INPUT DATA:
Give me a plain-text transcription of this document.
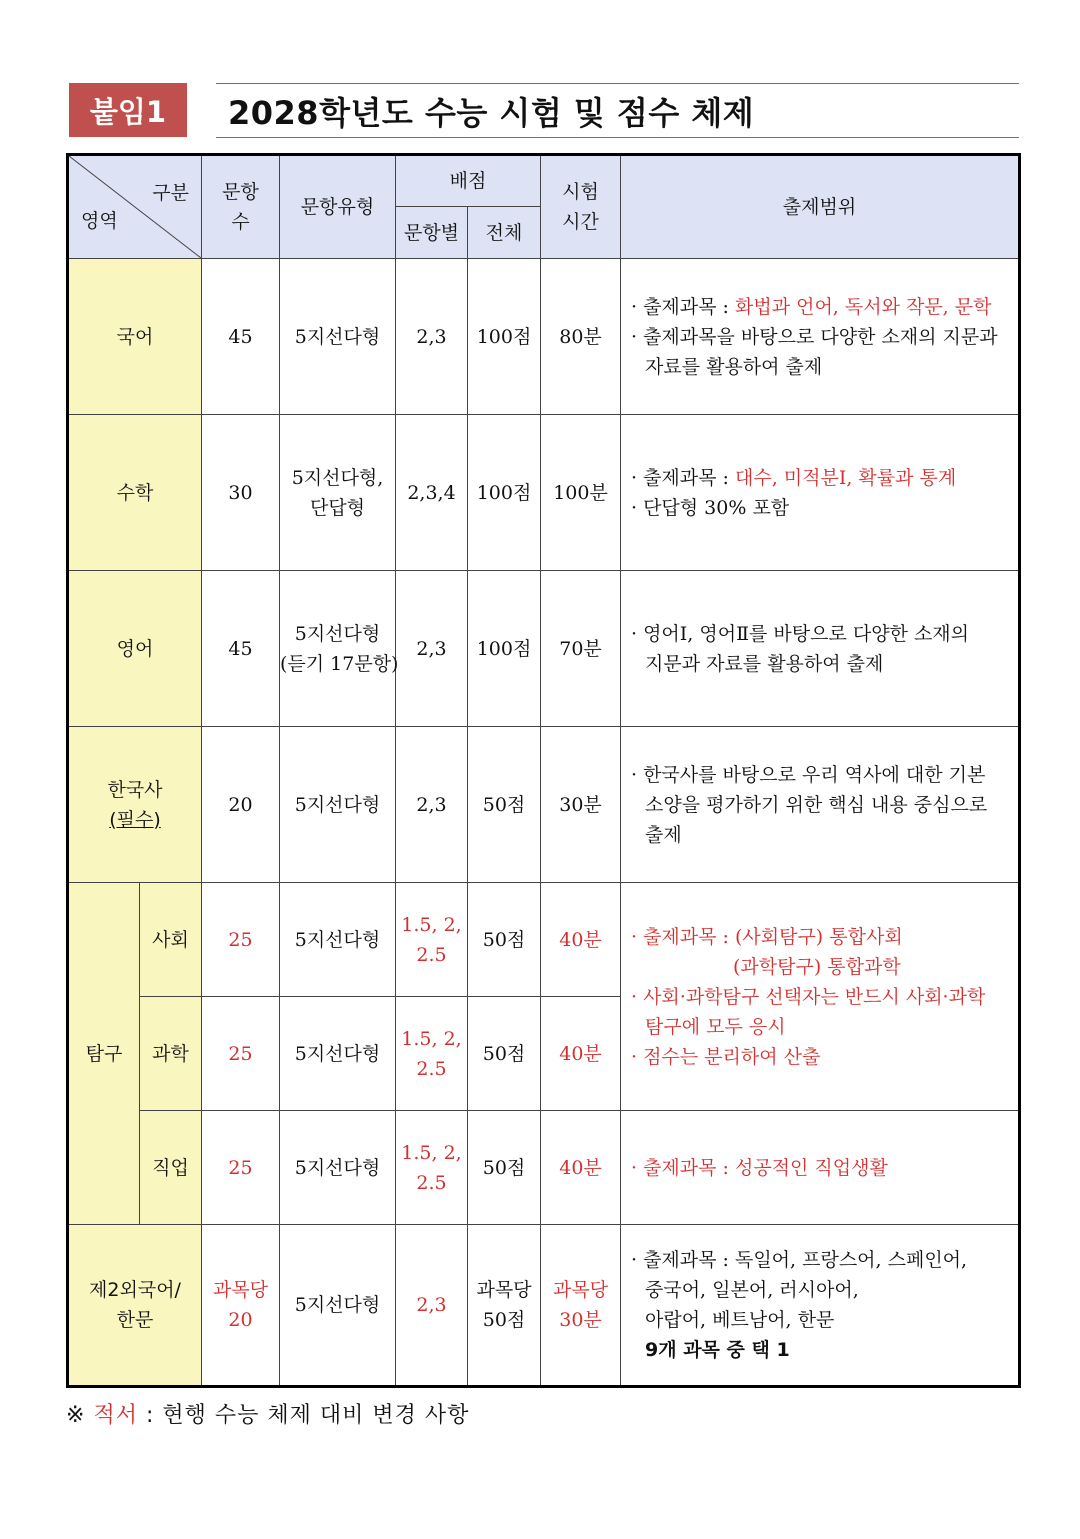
붙임1 2028학년도 수능 시험 및 점수 체제
구분
영역		문항수	문항유형	배점		시험시간	출제범위
				문항별	전체		
국어		45	5지선다형	2,3	100점	80분	· 출제과목 : 화법과 언어, 독서와 작문, 문학
· 출제과목을 바탕으로 다양한 소재의 지문과
자료를 활용하여 출제

수학		30	5지선다형,
단답형	2,3,4	100점	100분	· 출제과목 : 대수, 미적분Ⅰ, 확률과 통계
· 단답형 30% 포함

영어		45	5지선다형
(듣기 17문항)	2,3	100점	70분	· 영어Ⅰ, 영어Ⅱ를 바탕으로 다양한 소재의
지문과 자료를 활용하여 출제

한국사
(필수)		20	5지선다형	2,3	50점	30분	· 한국사를 바탕으로 우리 역사에 대한 기본
소양을 평가하기 위한 핵심 내용 중심으로
출제

탐구	사회	25	5지선다형	1.5, 2,
2.5	50점	40분	· 출제과목 : (사회탐구) 통합사회
(과학탐구) 통합과학
· 사회·과학탐구 선택자는 반드시 사회·과학
탐구에 모두 응시
· 점수는 분리하여 산출

	과학	25	5지선다형	1.5, 2,
2.5	50점	40분	
	직업	25	5지선다형	1.5, 2,
2.5	50점	40분	· 출제과목 : 성공적인 직업생활

제2외국어/
한문		과목당
20	5지선다형	2,3	과목당
50점	과목당
30분	· 출제과목 : 독일어, 프랑스어, 스페인어,
중국어, 일본어, 러시아어,
아랍어, 베트남어, 한문
9개 과목 중 택 1
※ 적서 : 현행 수능 체제 대비 변경 사항
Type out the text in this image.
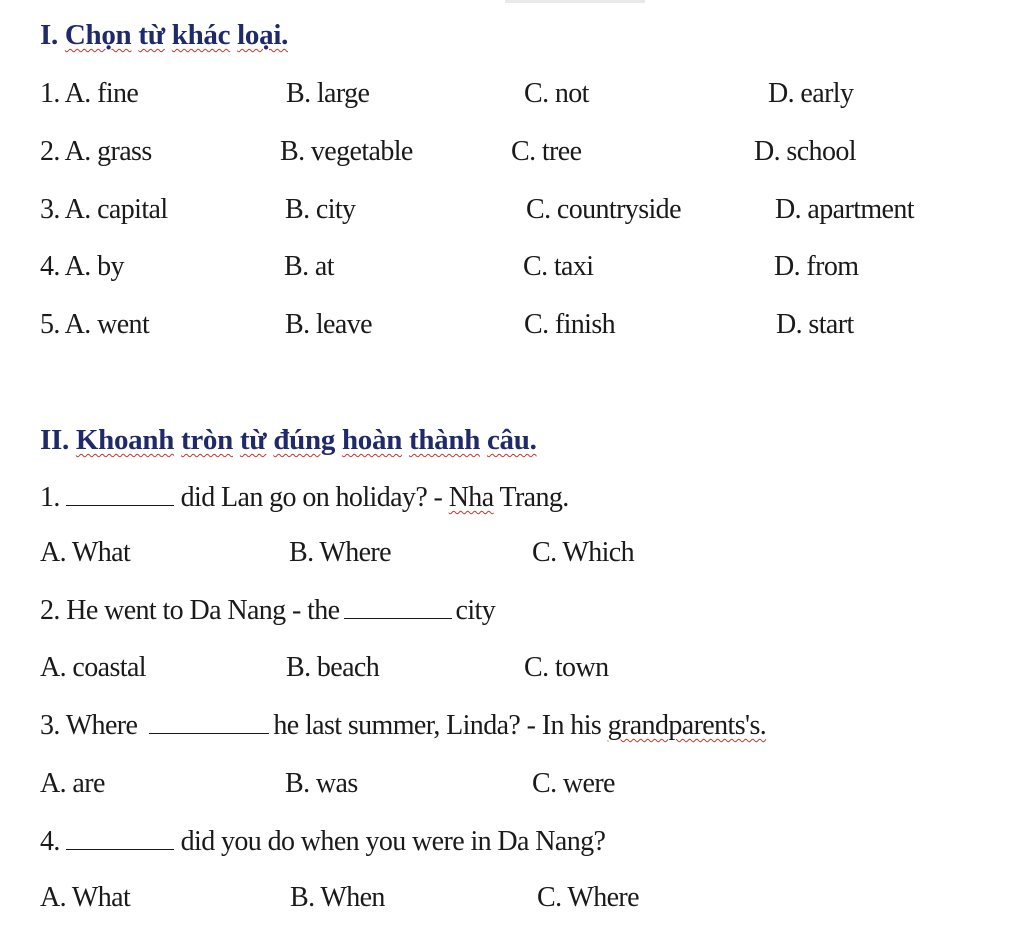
I. Chọn từ khác loại.
1. A. fine	B. large	C. not	D. early
2. A. grass	B. vegetable	C. tree	D. school
3. A. capital	B. city	C. countryside	D. apartment
4. A. by	B. at	C. taxi	D. from
5. A. went	B. leave	C. finish	D. start
II. Khoanh tròn từ đúng hoàn thành câu.
1.	did Lan go on holiday? - Nha Trang.
A. What	B. Where	C. Which
2. He went to Da Nang - the	city
A. coastal	B. beach	C. town
3. Where	he last summer, Linda? - In his grandparents's.
A. are	B. was	C. were
4.	did you do when you were in Da Nang?
A. What	B. When	C. Where
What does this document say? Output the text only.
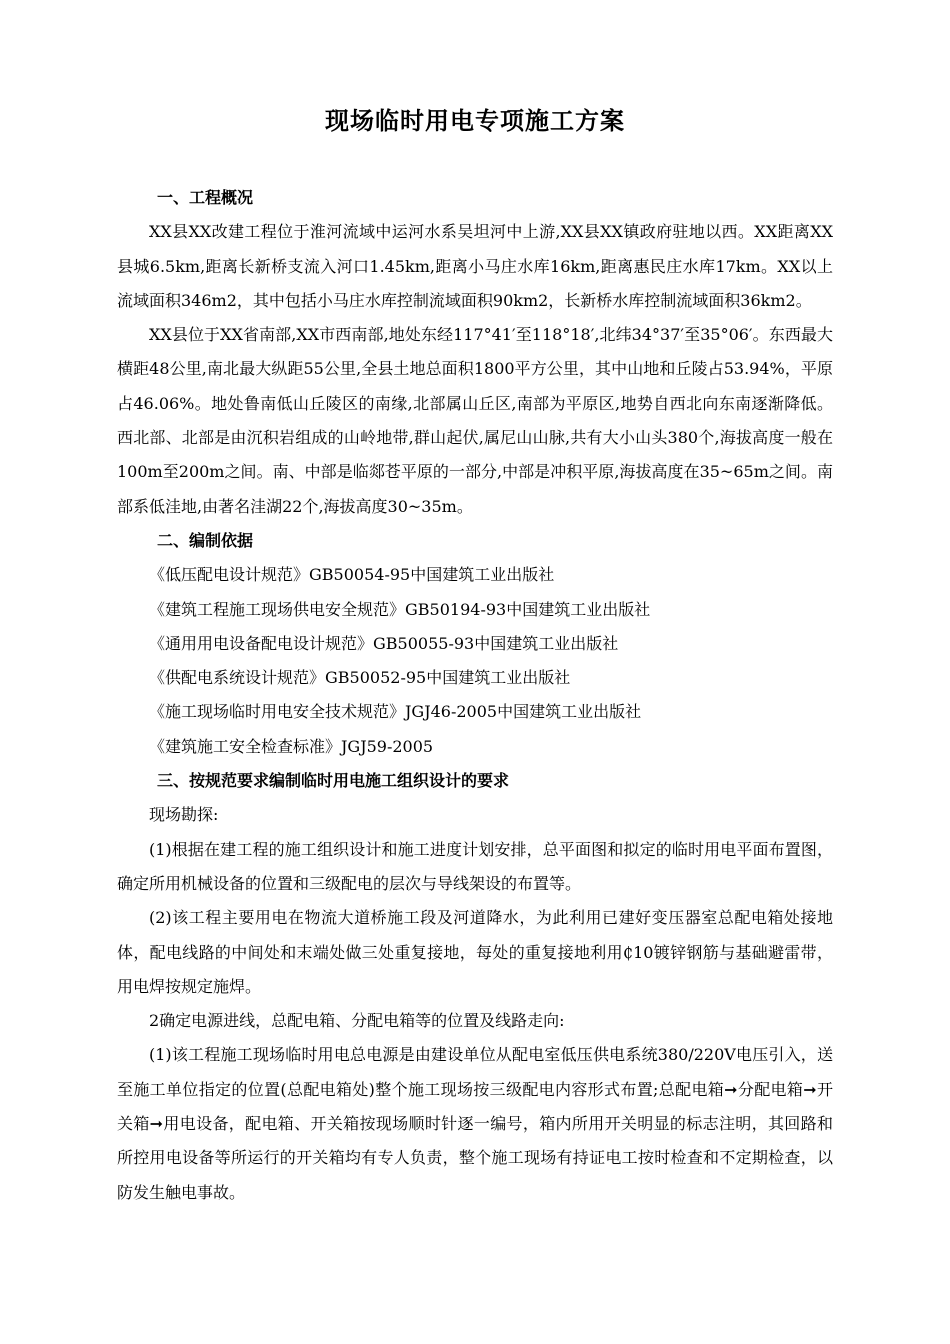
现场临时用电专项施工方案
一、工程概况
XX县XX改建工程位于淮河流域中运河水系吴坦河中上游,XX县XX镇政府驻地以西。XX距离XX县城6.5km,距离长新桥支流入河口1.45km,距离小马庄水库16km,距离惠民庄水库17km。XX以上流域面积346m2，其中包括小马庄水库控制流域面积90km2，长新桥水库控制流域面积36km2。
XX县位于XX省南部,XX市西南部,地处东经117°41′至118°18′,北纬34°37′至35°06′。东西最大横距48公里,南北最大纵距55公里,全县土地总面积1800平方公里，其中山地和丘陵占53.94%，平原占46.06%。地处鲁南低山丘陵区的南缘,北部属山丘区,南部为平原区,地势自西北向东南逐渐降低。西北部、北部是由沉积岩组成的山岭地带,群山起伏,属尼山山脉,共有大小山头380个,海拔高度一般在100m至200m之间。南、中部是临郯苍平原的一部分,中部是冲积平原,海拔高度在35~65m之间。南部系低洼地,由著名洼湖22个,海拔高度30~35m。
二、编制依据
《低压配电设计规范》GB50054-95中国建筑工业出版社
《建筑工程施工现场供电安全规范》GB50194-93中国建筑工业出版社
《通用用电设备配电设计规范》GB50055-93中国建筑工业出版社
《供配电系统设计规范》GB50052-95中国建筑工业出版社
《施工现场临时用电安全技术规范》JGJ46-2005中国建筑工业出版社
《建筑施工安全检查标准》JGJ59-2005
三、按规范要求编制临时用电施工组织设计的要求
现场勘探:
(1)根据在建工程的施工组织设计和施工进度计划安排，总平面图和拟定的临时用电平面布置图，确定所用机械设备的位置和三级配电的层次与导线架设的布置等。
(2)该工程主要用电在物流大道桥施工段及河道降水，为此利用已建好变压器室总配电箱处接地体，配电线路的中间处和末端处做三处重复接地，每处的重复接地利用₵10镀锌钢筋与基础避雷带，用电焊按规定施焊。
2确定电源进线，总配电箱、分配电箱等的位置及线路走向:
(1)该工程施工现场临时用电总电源是由建设单位从配电室低压供电系统380/220V电压引入，送至施工单位指定的位置(总配电箱处)整个施工现场按三级配电内容形式布置;总配电箱➞分配电箱➞开关箱➞用电设备，配电箱、开关箱按现场顺时针逐一编号，箱内所用开关明显的标志注明，其回路和所控用电设备等所运行的开关箱均有专人负责，整个施工现场有持证电工按时检查和不定期检查，以防发生触电事故。
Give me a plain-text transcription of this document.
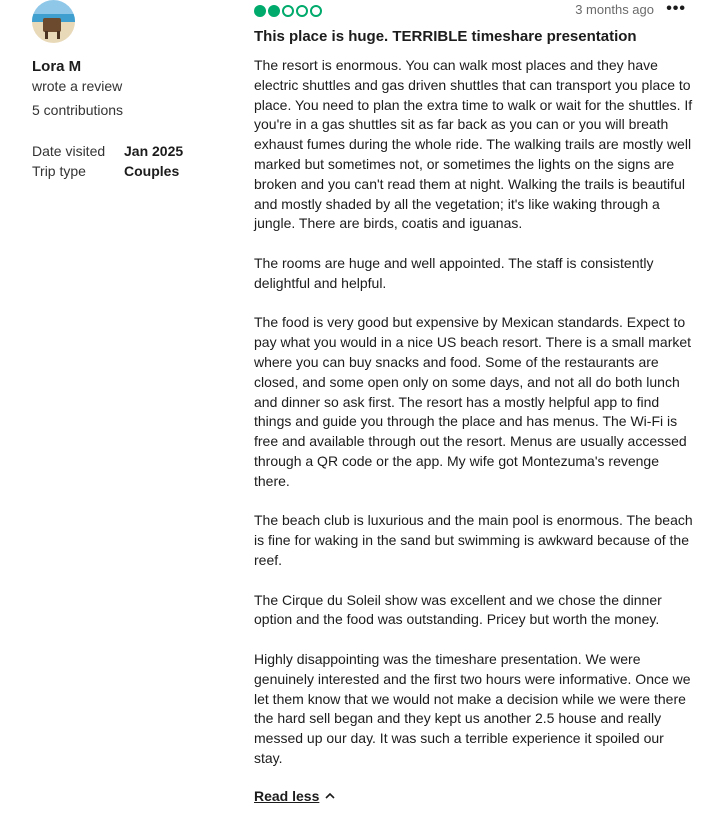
Lora M
wrote a review
5 contributions
Date visited Jan 2025
Trip type	Couples
3 months ago •••
This place is huge. TERRIBLE timeshare presentation

The resort is enormous. You can walk most places and they have electric shuttles and gas driven shuttles that can transport you place to place. You need to plan the extra time to walk or wait for the shuttles. If you're in a gas shuttles sit as far back as you can or you will breath exhaust fumes during the whole ride. The walking trails are mostly well marked but sometimes not, or sometimes the lights on the signs are broken and you can't read them at night. Walking the trails is beautiful and mostly shaded by all the vegetation; it's like waking through a jungle. There are birds, coatis and iguanas.

The rooms are huge and well appointed. The staff is consistently delightful and helpful.

The food is very good but expensive by Mexican standards. Expect to pay what you would in a nice US beach resort. There is a small market where you can buy snacks and food. Some of the restaurants are closed, and some open only on some days, and not all do both lunch and dinner so ask first. The resort has a mostly helpful app to find things and guide you through the place and has menus. The Wi-Fi is free and available through out the resort. Menus are usually accessed through a QR code or the app. My wife got Montezuma's revenge there.

The beach club is luxurious and the main pool is enormous. The beach is fine for waking in the sand but swimming is awkward because of the reef.

The Cirque du Soleil show was excellent and we chose the dinner option and the food was outstanding. Pricey but worth the money.

Highly disappointing was the timeshare presentation. We were genuinely interested and the first two hours were informative. Once we let them know that we would not make a decision while we were there the hard sell began and they kept us another 2.5 house and really messed up our day. It was such a terrible experience it spoiled our stay.

Read less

STATED TASK: Reproduce the listing exactly. Leave its pictures out.

RESULT OF THIS TASK:
Give me a plain-text transcription of this document.
붙임1 2028학년도 수능 시험 및 점수 체제
구분
영역		문항수	문항유형	배점		시험시간	출제범위
				문항별	전체		
국어		45	5지선다형	2,3	100점	80분	· 출제과목 : 화법과 언어, 독서와 작문, 문학
· 출제과목을 바탕으로 다양한 소재의 지문과
자료를 활용하여 출제

수학		30	5지선다형,
단답형	2,3,4	100점	100분	· 출제과목 : 대수, 미적분Ⅰ, 확률과 통계
· 단답형 30% 포함

영어		45	5지선다형
(듣기 17문항)	2,3	100점	70분	· 영어Ⅰ, 영어Ⅱ를 바탕으로 다양한 소재의
지문과 자료를 활용하여 출제

한국사
(필수)		20	5지선다형	2,3	50점	30분	· 한국사를 바탕으로 우리 역사에 대한 기본
소양을 평가하기 위한 핵심 내용 중심으로
출제

탐구	사회	25	5지선다형	1.5, 2,
2.5	50점	40분	· 출제과목 : (사회탐구) 통합사회
(과학탐구) 통합과학
· 사회·과학탐구 선택자는 반드시 사회·과학
탐구에 모두 응시
· 점수는 분리하여 산출

	과학	25	5지선다형	1.5, 2,
2.5	50점	40분	
	직업	25	5지선다형	1.5, 2,
2.5	50점	40분	· 출제과목 : 성공적인 직업생활

제2외국어/
한문		과목당
20	5지선다형	2,3	과목당
50점	과목당
30분	· 출제과목 : 독일어, 프랑스어, 스페인어,
중국어, 일본어, 러시아어,
아랍어, 베트남어, 한문
9개 과목 중 택 1
※ 적서 : 현행 수능 체제 대비 변경 사항
Type out the text in this image.
I. Chọn từ khác loại.
1. A. fine	B. large	C. not	D. early
2. A. grass	B. vegetable	C. tree	D. school
3. A. capital	B. city	C. countryside	D. apartment
4. A. by	B. at	C. taxi	D. from
5. A. went	B. leave	C. finish	D. start
II. Khoanh tròn từ đúng hoàn thành câu.
1.	did Lan go on holiday? - Nha Trang.
A. What	B. Where	C. Which
2. He went to Da Nang - the	city
A. coastal	B. beach	C. town
3. Where	he last summer, Linda? - In his grandparents's.
A. are	B. was	C. were
4.	did you do when you were in Da Nang?
A. What	B. When	C. Where
What does this document say? Output the text only.
现场临时用电专项施工方案
一、工程概况
XX县XX改建工程位于淮河流域中运河水系吴坦河中上游,XX县XX镇政府驻地以西。XX距离XX县城6.5km,距离长新桥支流入河口1.45km,距离小马庄水库16km,距离惠民庄水库17km。XX以上流域面积346m2，其中包括小马庄水库控制流域面积90km2，长新桥水库控制流域面积36km2。
XX县位于XX省南部,XX市西南部,地处东经117°41′至118°18′,北纬34°37′至35°06′。东西最大横距48公里,南北最大纵距55公里,全县土地总面积1800平方公里，其中山地和丘陵占53.94%，平原占46.06%。地处鲁南低山丘陵区的南缘,北部属山丘区,南部为平原区,地势自西北向东南逐渐降低。西北部、北部是由沉积岩组成的山岭地带,群山起伏,属尼山山脉,共有大小山头380个,海拔高度一般在100m至200m之间。南、中部是临郯苍平原的一部分,中部是冲积平原,海拔高度在35~65m之间。南部系低洼地,由著名洼湖22个,海拔高度30~35m。
二、编制依据
《低压配电设计规范》GB50054-95中国建筑工业出版社
《建筑工程施工现场供电安全规范》GB50194-93中国建筑工业出版社
《通用用电设备配电设计规范》GB50055-93中国建筑工业出版社
《供配电系统设计规范》GB50052-95中国建筑工业出版社
《施工现场临时用电安全技术规范》JGJ46-2005中国建筑工业出版社
《建筑施工安全检查标准》JGJ59-2005
三、按规范要求编制临时用电施工组织设计的要求
现场勘探:
(1)根据在建工程的施工组织设计和施工进度计划安排，总平面图和拟定的临时用电平面布置图，确定所用机械设备的位置和三级配电的层次与导线架设的布置等。
(2)该工程主要用电在物流大道桥施工段及河道降水，为此利用已建好变压器室总配电箱处接地体，配电线路的中间处和末端处做三处重复接地，每处的重复接地利用₵10镀锌钢筋与基础避雷带，用电焊按规定施焊。
2确定电源进线，总配电箱、分配电箱等的位置及线路走向:
(1)该工程施工现场临时用电总电源是由建设单位从配电室低压供电系统380/220V电压引入，送至施工单位指定的位置(总配电箱处)整个施工现场按三级配电内容形式布置;总配电箱➞分配电箱➞开关箱➞用电设备，配电箱、开关箱按现场顺时针逐一编号，箱内所用开关明显的标志注明，其回路和所控用电设备等所运行的开关箱均有专人负责，整个施工现场有持证电工按时检查和不定期检查，以防发生触电事故。
Give me a plain-text transcription of this document.
Lora M
wrote a review
5 contributions
Date visited Jan 2025
Trip type	Couples
3 months ago •••
This place is huge. TERRIBLE timeshare presentation

The resort is enormous. You can walk most places and they have electric shuttles and gas driven shuttles that can transport you place to place. You need to plan the extra time to walk or wait for the shuttles. If you're in a gas shuttles sit as far back as you can or you will breath exhaust fumes during the whole ride. The walking trails are mostly well marked but sometimes not, or sometimes the lights on the signs are broken and you can't read them at night. Walking the trails is beautiful and mostly shaded by all the vegetation; it's like waking through a jungle. There are birds, coatis and iguanas.

The rooms are huge and well appointed. The staff is consistently delightful and helpful.

The food is very good but expensive by Mexican standards. Expect to pay what you would in a nice US beach resort. There is a small market where you can buy snacks and food. Some of the restaurants are closed, and some open only on some days, and not all do both lunch and dinner so ask first. The resort has a mostly helpful app to find things and guide you through the place and has menus. The Wi-Fi is free and available through out the resort. Menus are usually accessed through a QR code or the app. My wife got Montezuma's revenge there.

The beach club is luxurious and the main pool is enormous. The beach is fine for waking in the sand but swimming is awkward because of the reef.

The Cirque du Soleil show was excellent and we chose the dinner option and the food was outstanding. Pricey but worth the money.

Highly disappointing was the timeshare presentation. We were genuinely interested and the first two hours were informative. Once we let them know that we would not make a decision while we were there the hard sell began and they kept us another 2.5 house and really messed up our day. It was such a terrible experience it spoiled our stay.

Read less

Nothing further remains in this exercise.